>> START Given information
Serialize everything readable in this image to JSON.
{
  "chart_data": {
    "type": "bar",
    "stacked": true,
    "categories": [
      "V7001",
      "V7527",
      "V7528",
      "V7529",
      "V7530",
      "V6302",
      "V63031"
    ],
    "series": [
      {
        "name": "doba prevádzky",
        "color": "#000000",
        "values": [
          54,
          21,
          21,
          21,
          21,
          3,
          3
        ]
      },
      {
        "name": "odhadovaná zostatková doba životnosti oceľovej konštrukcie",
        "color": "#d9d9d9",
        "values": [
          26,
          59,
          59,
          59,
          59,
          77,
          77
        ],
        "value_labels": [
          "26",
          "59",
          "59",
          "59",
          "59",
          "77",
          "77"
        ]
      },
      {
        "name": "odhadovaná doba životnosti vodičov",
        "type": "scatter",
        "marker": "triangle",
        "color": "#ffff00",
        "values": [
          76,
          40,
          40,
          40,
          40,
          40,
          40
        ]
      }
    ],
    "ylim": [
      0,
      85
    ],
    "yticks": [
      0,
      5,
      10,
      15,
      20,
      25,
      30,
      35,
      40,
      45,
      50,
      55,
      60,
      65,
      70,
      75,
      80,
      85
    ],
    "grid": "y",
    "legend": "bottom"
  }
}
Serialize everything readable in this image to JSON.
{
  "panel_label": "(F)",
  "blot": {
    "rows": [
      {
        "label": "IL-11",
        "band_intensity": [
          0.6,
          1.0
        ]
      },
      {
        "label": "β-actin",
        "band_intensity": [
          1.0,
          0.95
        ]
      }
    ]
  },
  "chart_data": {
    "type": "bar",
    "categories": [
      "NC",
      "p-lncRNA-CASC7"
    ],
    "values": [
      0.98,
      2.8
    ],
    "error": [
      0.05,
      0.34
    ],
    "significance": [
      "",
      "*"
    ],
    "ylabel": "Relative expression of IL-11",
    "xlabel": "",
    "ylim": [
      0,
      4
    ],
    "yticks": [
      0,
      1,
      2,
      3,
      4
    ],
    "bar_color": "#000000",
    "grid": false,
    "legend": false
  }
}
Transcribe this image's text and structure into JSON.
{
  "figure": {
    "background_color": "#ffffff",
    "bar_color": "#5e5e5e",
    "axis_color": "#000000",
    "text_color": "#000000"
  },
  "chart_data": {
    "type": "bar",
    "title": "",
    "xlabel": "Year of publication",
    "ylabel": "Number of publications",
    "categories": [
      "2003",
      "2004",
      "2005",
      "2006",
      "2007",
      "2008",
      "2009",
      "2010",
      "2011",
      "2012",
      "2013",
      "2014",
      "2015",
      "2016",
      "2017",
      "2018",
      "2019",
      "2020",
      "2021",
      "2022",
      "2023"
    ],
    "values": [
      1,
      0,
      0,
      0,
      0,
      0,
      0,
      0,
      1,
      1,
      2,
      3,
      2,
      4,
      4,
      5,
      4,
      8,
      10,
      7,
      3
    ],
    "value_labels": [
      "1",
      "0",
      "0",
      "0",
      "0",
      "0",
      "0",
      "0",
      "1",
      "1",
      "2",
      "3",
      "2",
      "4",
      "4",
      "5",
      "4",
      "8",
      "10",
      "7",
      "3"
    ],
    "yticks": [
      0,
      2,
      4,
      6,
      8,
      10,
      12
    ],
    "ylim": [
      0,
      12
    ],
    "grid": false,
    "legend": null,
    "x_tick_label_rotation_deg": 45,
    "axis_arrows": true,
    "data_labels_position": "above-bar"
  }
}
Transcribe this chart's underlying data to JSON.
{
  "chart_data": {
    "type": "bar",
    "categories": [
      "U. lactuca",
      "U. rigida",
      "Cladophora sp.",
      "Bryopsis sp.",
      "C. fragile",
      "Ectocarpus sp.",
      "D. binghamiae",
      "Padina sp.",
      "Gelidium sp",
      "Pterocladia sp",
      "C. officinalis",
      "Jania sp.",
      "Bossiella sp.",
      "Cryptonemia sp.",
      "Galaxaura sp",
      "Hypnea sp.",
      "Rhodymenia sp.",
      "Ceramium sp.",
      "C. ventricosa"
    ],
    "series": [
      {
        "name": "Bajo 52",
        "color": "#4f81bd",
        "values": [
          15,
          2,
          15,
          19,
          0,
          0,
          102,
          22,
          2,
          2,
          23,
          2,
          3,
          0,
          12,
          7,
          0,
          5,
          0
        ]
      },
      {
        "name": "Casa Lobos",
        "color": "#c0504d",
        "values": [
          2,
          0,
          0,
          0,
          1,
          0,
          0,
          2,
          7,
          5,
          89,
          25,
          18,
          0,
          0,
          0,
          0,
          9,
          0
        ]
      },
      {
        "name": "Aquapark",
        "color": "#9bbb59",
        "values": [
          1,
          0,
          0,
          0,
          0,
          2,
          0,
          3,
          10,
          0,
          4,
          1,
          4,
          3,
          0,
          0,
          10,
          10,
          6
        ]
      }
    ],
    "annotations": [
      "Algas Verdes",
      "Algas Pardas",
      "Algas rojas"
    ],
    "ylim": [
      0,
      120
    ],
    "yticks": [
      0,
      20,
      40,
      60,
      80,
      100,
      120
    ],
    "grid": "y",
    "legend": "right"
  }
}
>> END Given information
Aim -
Return, from the data, each line that has the word "životnosti" in it.

Solution -
        "name": "odhadovaná zostatková doba životnosti oceľovej konštrukcie",
        "name": "odhadovaná doba životnosti vodičov",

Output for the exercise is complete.